What is expected
Your answer should consist of each line below that contains the string "JSON".

'''

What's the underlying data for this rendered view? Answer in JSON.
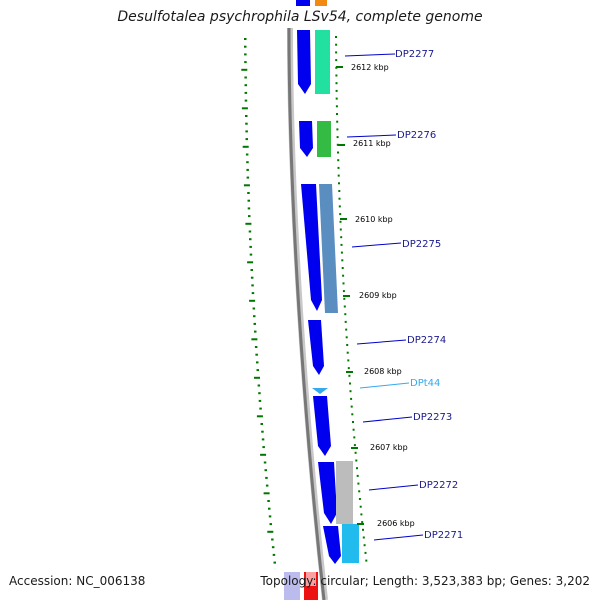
{
  "title": "Desulfotalea psychrophila LSv54, complete genome",
  "footer": {
    "accession": "Accession: NC_006138",
    "topology": "Topology: circular; Length: 3,523,383 bp; Genes: 3,202"
  },
  "genes": [
    {
      "id": "DP2277",
      "color": "#0000ee",
      "label_color": "#1a1a8c"
    },
    {
      "id": "DP2276",
      "color": "#0000ee",
      "label_color": "#1a1a8c"
    },
    {
      "id": "DP2275",
      "color": "#0000ee",
      "label_color": "#1a1a8c"
    },
    {
      "id": "DP2274",
      "color": "#0000ee",
      "label_color": "#1a1a8c"
    },
    {
      "id": "DPt44",
      "color": "#33aaee",
      "label_color": "#33aaee"
    },
    {
      "id": "DP2273",
      "color": "#0000ee",
      "label_color": "#1a1a8c"
    },
    {
      "id": "DP2272",
      "color": "#0000ee",
      "label_color": "#1a1a8c"
    },
    {
      "id": "DP2271",
      "color": "#0000ee",
      "label_color": "#1a1a8c"
    }
  ],
  "kbp_ticks": [
    "2612 kbp",
    "2611 kbp",
    "2610 kbp",
    "2609 kbp",
    "2608 kbp",
    "2607 kbp",
    "2606 kbp"
  ],
  "colors": {
    "backbone": "#888888",
    "strand_minus": "#0000ee",
    "tick_green": "#007700",
    "leader_line": "#0000cc"
  }
}
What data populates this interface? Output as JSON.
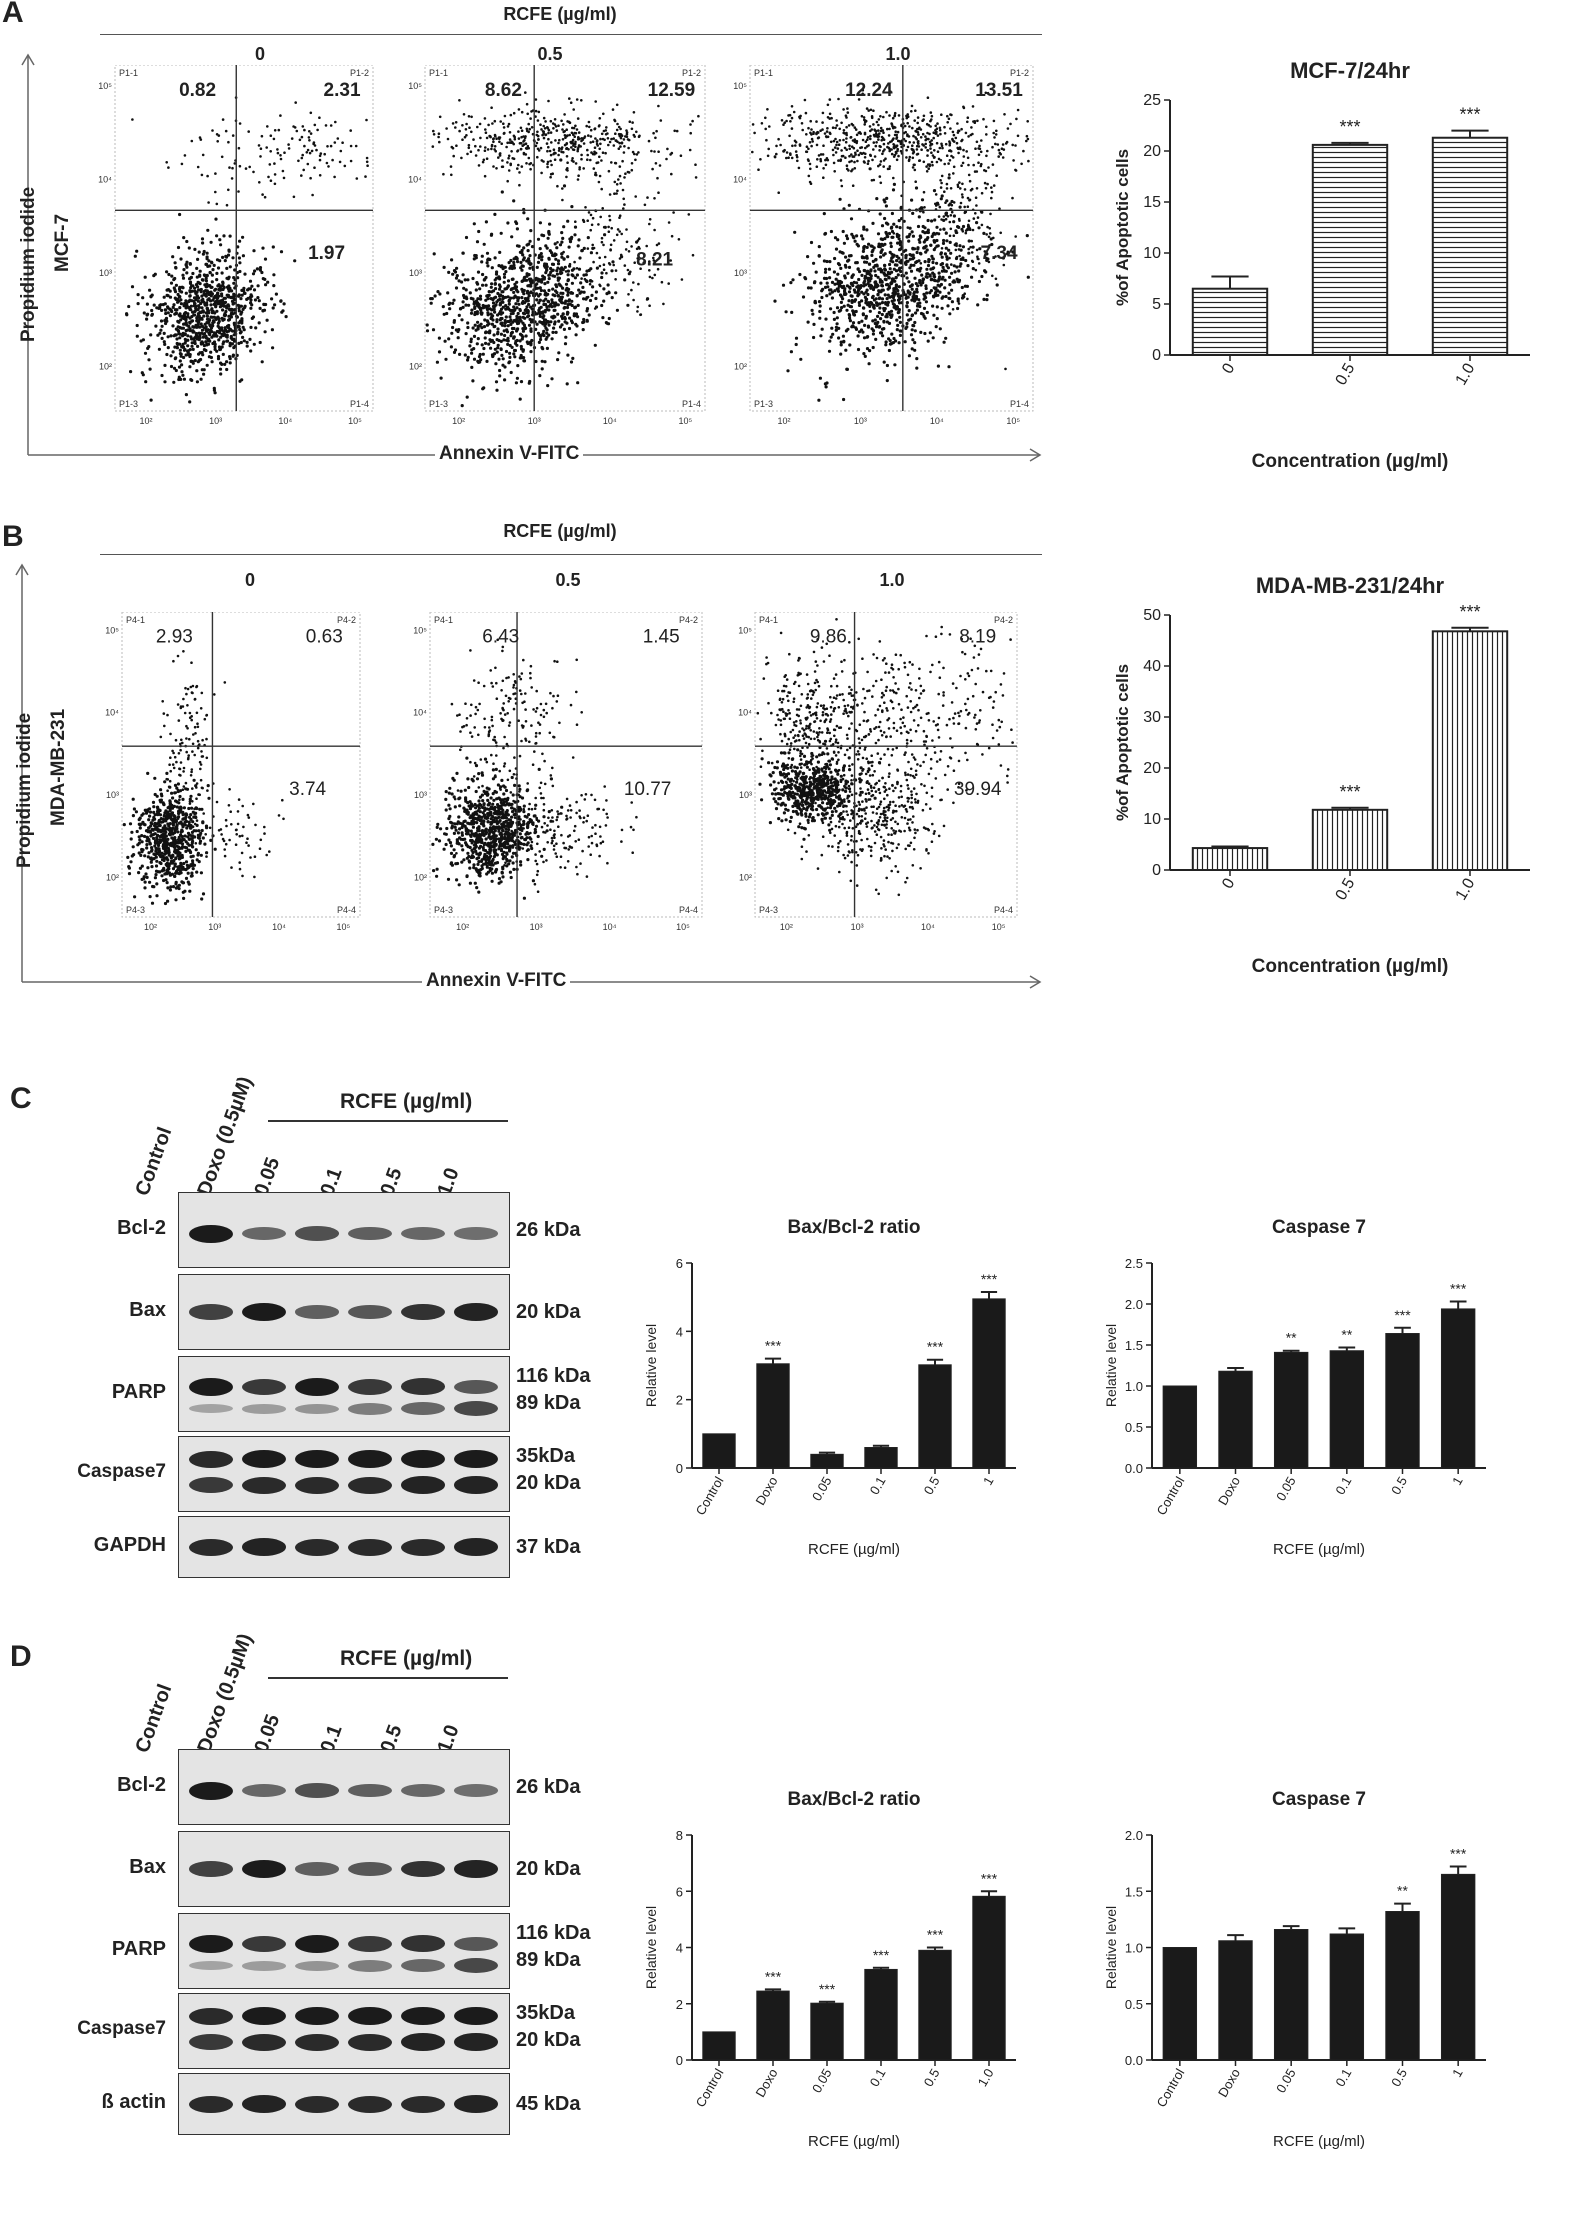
{
  "panel_letters": [
    "A",
    "B",
    "C",
    "D"
  ],
  "flow": {
    "rcfe_header": "RCFE (µg/ml)",
    "conc_labels": [
      "0",
      "0.5",
      "1.0"
    ],
    "pi_label": "Propidium iodide",
    "annexin_label": "Annexin V-FITC",
    "axis_ticks": [
      "10²",
      "10³",
      "10⁴",
      "10⁵"
    ],
    "gate_labels_A": [
      "P1-1",
      "P1-2",
      "P1-3",
      "P1-4"
    ],
    "gate_labels_B": [
      "P4-1",
      "P4-2",
      "P4-3",
      "P4-4"
    ],
    "A": {
      "cell_line": "MCF-7",
      "plots": [
        {
          "q1": "0.82",
          "q2": "2.31",
          "q4": "1.97"
        },
        {
          "q1": "8.62",
          "q2": "12.59",
          "q4": "8.21"
        },
        {
          "q1": "12.24",
          "q2": "13.51",
          "q4": "7.34"
        }
      ]
    },
    "B": {
      "cell_line": "MDA-MB-231",
      "plots": [
        {
          "q1": "2.93",
          "q2": "0.63",
          "q4": "3.74"
        },
        {
          "q1": "6.43",
          "q2": "1.45",
          "q4": "10.77"
        },
        {
          "q1": "9.86",
          "q2": "8.19",
          "q4": "39.94"
        }
      ]
    }
  },
  "blots": {
    "C": {
      "lanes": [
        "Control",
        "Doxo (0.5µM)",
        "0.05",
        "0.1",
        "0.5",
        "1.0"
      ],
      "rcfe_header": "RCFE (µg/ml)",
      "rows": [
        {
          "protein": "Bcl-2",
          "kda": [
            "26 kDa"
          ]
        },
        {
          "protein": "Bax",
          "kda": [
            "20 kDa"
          ]
        },
        {
          "protein": "PARP",
          "kda": [
            "116 kDa",
            "89 kDa"
          ]
        },
        {
          "protein": "Caspase7",
          "kda": [
            "35kDa",
            "20 kDa"
          ]
        },
        {
          "protein": "GAPDH",
          "kda": [
            "37 kDa"
          ]
        }
      ]
    },
    "D": {
      "lanes": [
        "Control",
        "Doxo (0.5µM)",
        "0.05",
        "0.1",
        "0.5",
        "1.0"
      ],
      "rcfe_header": "RCFE (µg/ml)",
      "rows": [
        {
          "protein": "Bcl-2",
          "kda": [
            "26 kDa"
          ]
        },
        {
          "protein": "Bax",
          "kda": [
            "20 kDa"
          ]
        },
        {
          "protein": "PARP",
          "kda": [
            "116 kDa",
            "89 kDa"
          ]
        },
        {
          "protein": "Caspase7",
          "kda": [
            "35kDa",
            "20 kDa"
          ]
        },
        {
          "protein": "ß actin",
          "kda": [
            "45 kDa"
          ]
        }
      ]
    }
  },
  "chart_data": [
    {
      "id": "A-bar",
      "type": "bar",
      "title": "MCF-7/24hr",
      "xlabel": "Concentration (µg/ml)",
      "ylabel": "%of Apoptotic cells",
      "categories": [
        "0",
        "0.5",
        "1.0"
      ],
      "values": [
        6.5,
        20.6,
        21.3
      ],
      "errors": [
        1.2,
        0.2,
        0.7
      ],
      "sig": [
        "",
        "***",
        "***"
      ],
      "ylim": [
        0,
        25
      ],
      "yticks": [
        "0",
        "5",
        "10",
        "15",
        "20",
        "25"
      ],
      "fill": "hstripe",
      "xrot": true
    },
    {
      "id": "B-bar",
      "type": "bar",
      "title": "MDA-MB-231/24hr",
      "xlabel": "Concentration (µg/ml)",
      "ylabel": "%of Apoptotic cells",
      "categories": [
        "0",
        "0.5",
        "1.0"
      ],
      "values": [
        4.3,
        11.8,
        46.8
      ],
      "errors": [
        0.3,
        0.4,
        0.7
      ],
      "sig": [
        "",
        "***",
        "***"
      ],
      "ylim": [
        0,
        50
      ],
      "yticks": [
        "0",
        "10",
        "20",
        "30",
        "40",
        "50"
      ],
      "fill": "vstripe",
      "xrot": true
    },
    {
      "id": "C-bax",
      "type": "bar",
      "title": "Bax/Bcl-2 ratio",
      "xlabel": "RCFE (µg/ml)",
      "ylabel": "Relative level",
      "categories": [
        "Control",
        "Doxo",
        "0.05",
        "0.1",
        "0.5",
        "1"
      ],
      "values": [
        1.0,
        3.05,
        0.4,
        0.6,
        3.02,
        4.95
      ],
      "errors": [
        0,
        0.15,
        0.05,
        0.05,
        0.15,
        0.2
      ],
      "sig": [
        "",
        "***",
        "",
        "",
        "***",
        "***"
      ],
      "ylim": [
        0,
        6
      ],
      "yticks": [
        "0",
        "2",
        "4",
        "6"
      ],
      "fill": "solid",
      "xrot": true
    },
    {
      "id": "C-casp",
      "type": "bar",
      "title": "Caspase 7",
      "xlabel": "RCFE (µg/ml)",
      "ylabel": "Relative level",
      "categories": [
        "Control",
        "Doxo",
        "0.05",
        "0.1",
        "0.5",
        "1"
      ],
      "values": [
        1.0,
        1.18,
        1.41,
        1.43,
        1.64,
        1.94
      ],
      "errors": [
        0,
        0.04,
        0.02,
        0.04,
        0.07,
        0.09
      ],
      "sig": [
        "",
        "",
        "**",
        "**",
        "***",
        "***"
      ],
      "ylim": [
        0,
        2.5
      ],
      "yticks": [
        "0.0",
        "0.5",
        "1.0",
        "1.5",
        "2.0",
        "2.5"
      ],
      "fill": "solid",
      "xrot": true
    },
    {
      "id": "D-bax",
      "type": "bar",
      "title": "Bax/Bcl-2 ratio",
      "xlabel": "RCFE (µg/ml)",
      "ylabel": "Relative level",
      "categories": [
        "Control",
        "Doxo",
        "0.05",
        "0.1",
        "0.5",
        "1.0"
      ],
      "values": [
        1.0,
        2.45,
        2.02,
        3.22,
        3.9,
        5.82
      ],
      "errors": [
        0,
        0.06,
        0.05,
        0.06,
        0.1,
        0.18
      ],
      "sig": [
        "",
        "***",
        "***",
        "***",
        "***",
        "***"
      ],
      "ylim": [
        0,
        8
      ],
      "yticks": [
        "0",
        "2",
        "4",
        "6",
        "8"
      ],
      "fill": "solid",
      "xrot": true
    },
    {
      "id": "D-casp",
      "type": "bar",
      "title": "Caspase 7",
      "xlabel": "RCFE (µg/ml)",
      "ylabel": "Relative level",
      "categories": [
        "Control",
        "Doxo",
        "0.05",
        "0.1",
        "0.5",
        "1"
      ],
      "values": [
        1.0,
        1.06,
        1.16,
        1.12,
        1.32,
        1.65
      ],
      "errors": [
        0,
        0.05,
        0.03,
        0.05,
        0.07,
        0.07
      ],
      "sig": [
        "",
        "",
        "",
        "",
        "**",
        "***"
      ],
      "ylim": [
        0,
        2.0
      ],
      "yticks": [
        "0.0",
        "0.5",
        "1.0",
        "1.5",
        "2.0"
      ],
      "fill": "solid",
      "xrot": true
    }
  ]
}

'''

Output
What's the underlying data for this rendered view? Answer in JSON.
What data populates this interface? Output as JSON.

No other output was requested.